:: What this task involves ::
Give every line back verbatim, dropping all images.

:: Dataset excerpts ::

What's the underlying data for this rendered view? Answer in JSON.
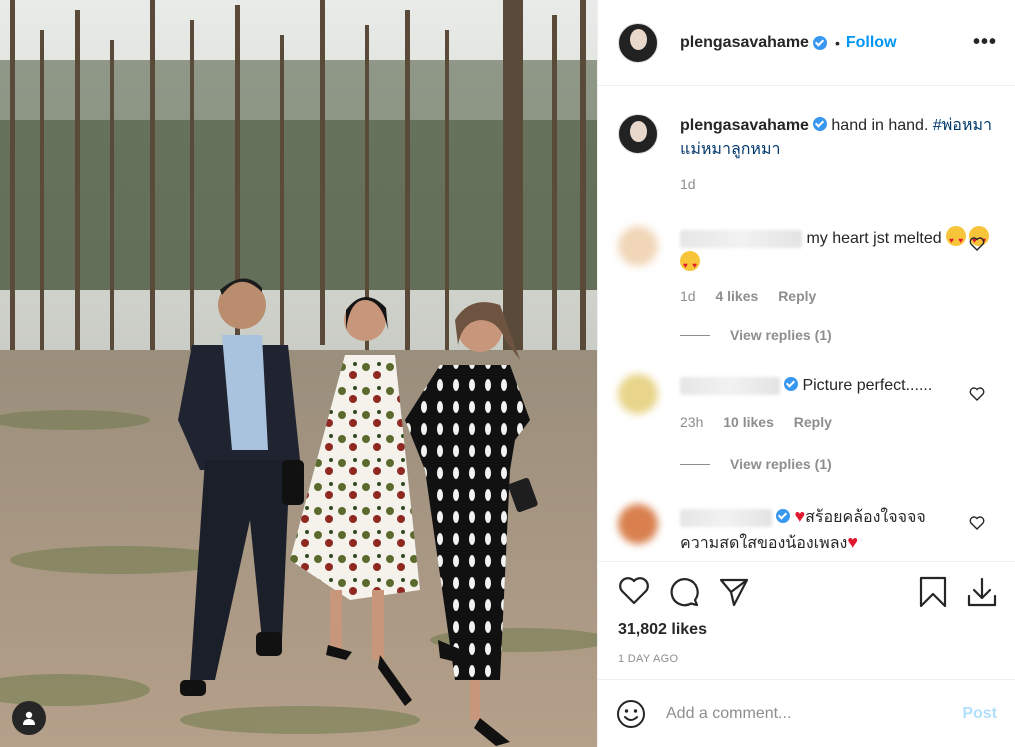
{
  "post": {
    "username": "plengasavahame",
    "follow_label": "Follow",
    "more_label": "•••",
    "caption_text": "hand in hand.",
    "caption_hashtag": "#พ่อหมาแม่หมาลูกหมา",
    "caption_time": "1d"
  },
  "comments": [
    {
      "text": "my heart jst melted",
      "emoji": "🤩🤩🤩",
      "time": "1d",
      "likes": "4 likes",
      "reply": "Reply",
      "view_replies": "View replies (1)",
      "avatar_color": "#f1d6b8"
    },
    {
      "text": "Picture perfect......",
      "time": "23h",
      "likes": "10 likes",
      "reply": "Reply",
      "view_replies": "View replies (1)",
      "avatar_color": "#e8d48a"
    },
    {
      "text_line1": "สร้อยคล้องใจจจจ",
      "text_line2": "ความสดใสของน้องเพลง",
      "avatar_color": "#d9804e"
    }
  ],
  "footer": {
    "likes": "31,802 likes",
    "time_ago": "1 DAY AGO",
    "comment_placeholder": "Add a comment...",
    "post_label": "Post"
  },
  "colors": {
    "link": "#0095f6",
    "verified": "#3897f0",
    "muted": "#8e8e8e"
  }
}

:: Final result ::
What's the underlying data for this rendered view? Answer in JSON.
{
  "post": {
    "username": "plengasavahame",
    "follow_label": "Follow",
    "more_label": "•••",
    "caption_text": "hand in hand.",
    "caption_hashtag": "#พ่อหมาแม่หมาลูกหมา",
    "caption_time": "1d"
  },
  "comments": [
    {
      "text": "my heart jst melted",
      "emoji": "🤩🤩🤩",
      "time": "1d",
      "likes": "4 likes",
      "reply": "Reply",
      "view_replies": "View replies (1)",
      "avatar_color": "#f1d6b8"
    },
    {
      "text": "Picture perfect......",
      "time": "23h",
      "likes": "10 likes",
      "reply": "Reply",
      "view_replies": "View replies (1)",
      "avatar_color": "#e8d48a"
    },
    {
      "text_line1": "สร้อยคล้องใจจจจ",
      "text_line2": "ความสดใสของน้องเพลง",
      "avatar_color": "#d9804e"
    }
  ],
  "footer": {
    "likes": "31,802 likes",
    "time_ago": "1 DAY AGO",
    "comment_placeholder": "Add a comment...",
    "post_label": "Post"
  },
  "colors": {
    "link": "#0095f6",
    "verified": "#3897f0",
    "muted": "#8e8e8e"
  }
}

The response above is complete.